SOURCE RECORDS:

--- Begin ---

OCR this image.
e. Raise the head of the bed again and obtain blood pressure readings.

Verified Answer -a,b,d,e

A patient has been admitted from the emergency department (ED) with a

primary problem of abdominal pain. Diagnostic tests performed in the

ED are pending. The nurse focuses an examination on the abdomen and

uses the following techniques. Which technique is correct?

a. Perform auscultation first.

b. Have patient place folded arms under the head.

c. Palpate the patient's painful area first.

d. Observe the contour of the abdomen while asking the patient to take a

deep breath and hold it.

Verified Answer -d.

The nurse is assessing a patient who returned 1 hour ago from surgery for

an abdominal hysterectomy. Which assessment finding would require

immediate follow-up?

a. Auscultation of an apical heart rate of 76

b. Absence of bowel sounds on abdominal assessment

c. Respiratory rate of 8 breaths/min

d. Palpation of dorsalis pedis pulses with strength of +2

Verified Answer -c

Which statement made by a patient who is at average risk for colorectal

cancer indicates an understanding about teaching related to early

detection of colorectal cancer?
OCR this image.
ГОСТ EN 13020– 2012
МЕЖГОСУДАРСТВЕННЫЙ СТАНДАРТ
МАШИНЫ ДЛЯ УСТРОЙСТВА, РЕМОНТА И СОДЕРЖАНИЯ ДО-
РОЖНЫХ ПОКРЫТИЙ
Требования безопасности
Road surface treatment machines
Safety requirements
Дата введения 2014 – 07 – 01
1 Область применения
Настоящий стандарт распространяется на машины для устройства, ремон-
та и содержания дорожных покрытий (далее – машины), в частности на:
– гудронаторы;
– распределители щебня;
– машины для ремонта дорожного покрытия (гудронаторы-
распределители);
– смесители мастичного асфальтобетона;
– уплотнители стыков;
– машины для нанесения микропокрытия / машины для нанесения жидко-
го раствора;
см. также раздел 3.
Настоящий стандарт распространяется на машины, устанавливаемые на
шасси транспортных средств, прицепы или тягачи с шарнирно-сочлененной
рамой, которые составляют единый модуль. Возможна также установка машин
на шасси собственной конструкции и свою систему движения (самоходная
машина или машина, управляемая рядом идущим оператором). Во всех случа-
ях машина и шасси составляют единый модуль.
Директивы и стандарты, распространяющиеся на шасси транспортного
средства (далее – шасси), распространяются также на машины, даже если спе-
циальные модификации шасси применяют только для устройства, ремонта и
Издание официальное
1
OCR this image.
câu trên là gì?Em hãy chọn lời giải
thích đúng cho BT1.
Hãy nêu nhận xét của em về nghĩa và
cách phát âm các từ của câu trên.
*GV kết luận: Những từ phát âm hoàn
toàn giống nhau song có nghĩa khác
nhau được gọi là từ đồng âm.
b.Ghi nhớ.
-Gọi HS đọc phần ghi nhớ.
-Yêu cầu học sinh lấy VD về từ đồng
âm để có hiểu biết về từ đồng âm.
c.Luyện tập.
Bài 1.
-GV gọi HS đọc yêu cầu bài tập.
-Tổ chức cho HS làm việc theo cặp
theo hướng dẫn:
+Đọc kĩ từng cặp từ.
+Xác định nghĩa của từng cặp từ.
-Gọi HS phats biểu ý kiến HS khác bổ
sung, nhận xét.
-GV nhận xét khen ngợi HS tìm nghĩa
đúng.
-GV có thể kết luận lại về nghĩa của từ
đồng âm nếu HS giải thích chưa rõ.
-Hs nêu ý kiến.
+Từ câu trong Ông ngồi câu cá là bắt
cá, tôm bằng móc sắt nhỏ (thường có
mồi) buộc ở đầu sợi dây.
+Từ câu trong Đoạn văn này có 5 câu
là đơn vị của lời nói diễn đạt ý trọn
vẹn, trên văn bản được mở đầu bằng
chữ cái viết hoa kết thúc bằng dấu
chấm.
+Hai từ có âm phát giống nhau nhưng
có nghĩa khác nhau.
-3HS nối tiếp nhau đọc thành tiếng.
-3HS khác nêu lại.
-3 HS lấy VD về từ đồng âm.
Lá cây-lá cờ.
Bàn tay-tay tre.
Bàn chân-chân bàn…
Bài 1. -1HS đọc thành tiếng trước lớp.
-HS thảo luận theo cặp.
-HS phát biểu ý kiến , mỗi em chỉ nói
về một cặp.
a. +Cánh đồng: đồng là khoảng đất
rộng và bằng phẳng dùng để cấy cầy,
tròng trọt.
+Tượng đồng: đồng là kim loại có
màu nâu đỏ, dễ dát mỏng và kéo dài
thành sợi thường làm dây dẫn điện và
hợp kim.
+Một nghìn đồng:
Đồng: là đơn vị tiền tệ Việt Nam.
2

--- End ---

GOAL OF THE EXERCISE:
Your task is to repeat each line of the material exactly.

OUTPUT:
OCR this image.
e. Raise the head of the bed again and obtain blood pressure readings.

Verified Answer -a,b,d,e

A patient has been admitted from the emergency department (ED) with a

primary problem of abdominal pain. Diagnostic tests performed in the

ED are pending. The nurse focuses an examination on the abdomen and

uses the following techniques. Which technique is correct?

a. Perform auscultation first.

b. Have patient place folded arms under the head.

c. Palpate the patient's painful area first.

d. Observe the contour of the abdomen while asking the patient to take a

deep breath and hold it.

Verified Answer -d.

The nurse is assessing a patient who returned 1 hour ago from surgery for

an abdominal hysterectomy. Which assessment finding would require

immediate follow-up?

a. Auscultation of an apical heart rate of 76

b. Absence of bowel sounds on abdominal assessment

c. Respiratory rate of 8 breaths/min

d. Palpation of dorsalis pedis pulses with strength of +2

Verified Answer -c

Which statement made by a patient who is at average risk for colorectal

cancer indicates an understanding about teaching related to early

detection of colorectal cancer?
OCR this image.
ГОСТ EN 13020– 2012
МЕЖГОСУДАРСТВЕННЫЙ СТАНДАРТ
МАШИНЫ ДЛЯ УСТРОЙСТВА, РЕМОНТА И СОДЕРЖАНИЯ ДО-
РОЖНЫХ ПОКРЫТИЙ
Требования безопасности
Road surface treatment machines
Safety requirements
Дата введения 2014 – 07 – 01
1 Область применения
Настоящий стандарт распространяется на машины для устройства, ремон-
та и содержания дорожных покрытий (далее – машины), в частности на:
– гудронаторы;
– распределители щебня;
– машины для ремонта дорожного покрытия (гудронаторы-
распределители);
– смесители мастичного асфальтобетона;
– уплотнители стыков;
– машины для нанесения микропокрытия / машины для нанесения жидко-
го раствора;
см. также раздел 3.
Настоящий стандарт распространяется на машины, устанавливаемые на
шасси транспортных средств, прицепы или тягачи с шарнирно-сочлененной
рамой, которые составляют единый модуль. Возможна также установка машин
на шасси собственной конструкции и свою систему движения (самоходная
машина или машина, управляемая рядом идущим оператором). Во всех случа-
ях машина и шасси составляют единый модуль.
Директивы и стандарты, распространяющиеся на шасси транспортного
средства (далее – шасси), распространяются также на машины, даже если спе-
циальные модификации шасси применяют только для устройства, ремонта и
Издание официальное
1
OCR this image.
câu trên là gì?Em hãy chọn lời giải
thích đúng cho BT1.
Hãy nêu nhận xét của em về nghĩa và
cách phát âm các từ của câu trên.
*GV kết luận: Những từ phát âm hoàn
toàn giống nhau song có nghĩa khác
nhau được gọi là từ đồng âm.
b.Ghi nhớ.
-Gọi HS đọc phần ghi nhớ.
-Yêu cầu học sinh lấy VD về từ đồng
âm để có hiểu biết về từ đồng âm.
c.Luyện tập.
Bài 1.
-GV gọi HS đọc yêu cầu bài tập.
-Tổ chức cho HS làm việc theo cặp
theo hướng dẫn:
+Đọc kĩ từng cặp từ.
+Xác định nghĩa của từng cặp từ.
-Gọi HS phats biểu ý kiến HS khác bổ
sung, nhận xét.
-GV nhận xét khen ngợi HS tìm nghĩa
đúng.
-GV có thể kết luận lại về nghĩa của từ
đồng âm nếu HS giải thích chưa rõ.
-Hs nêu ý kiến.
+Từ câu trong Ông ngồi câu cá là bắt
cá, tôm bằng móc sắt nhỏ (thường có
mồi) buộc ở đầu sợi dây.
+Từ câu trong Đoạn văn này có 5 câu
là đơn vị của lời nói diễn đạt ý trọn
vẹn, trên văn bản được mở đầu bằng
chữ cái viết hoa kết thúc bằng dấu
chấm.
+Hai từ có âm phát giống nhau nhưng
có nghĩa khác nhau.
-3HS nối tiếp nhau đọc thành tiếng.
-3HS khác nêu lại.
-3 HS lấy VD về từ đồng âm.
Lá cây-lá cờ.
Bàn tay-tay tre.
Bàn chân-chân bàn…
Bài 1. -1HS đọc thành tiếng trước lớp.
-HS thảo luận theo cặp.
-HS phát biểu ý kiến , mỗi em chỉ nói
về một cặp.
a. +Cánh đồng: đồng là khoảng đất
rộng và bằng phẳng dùng để cấy cầy,
tròng trọt.
+Tượng đồng: đồng là kim loại có
màu nâu đỏ, dễ dát mỏng và kéo dài
thành sợi thường làm dây dẫn điện và
hợp kim.
+Một nghìn đồng:
Đồng: là đơn vị tiền tệ Việt Nam.
2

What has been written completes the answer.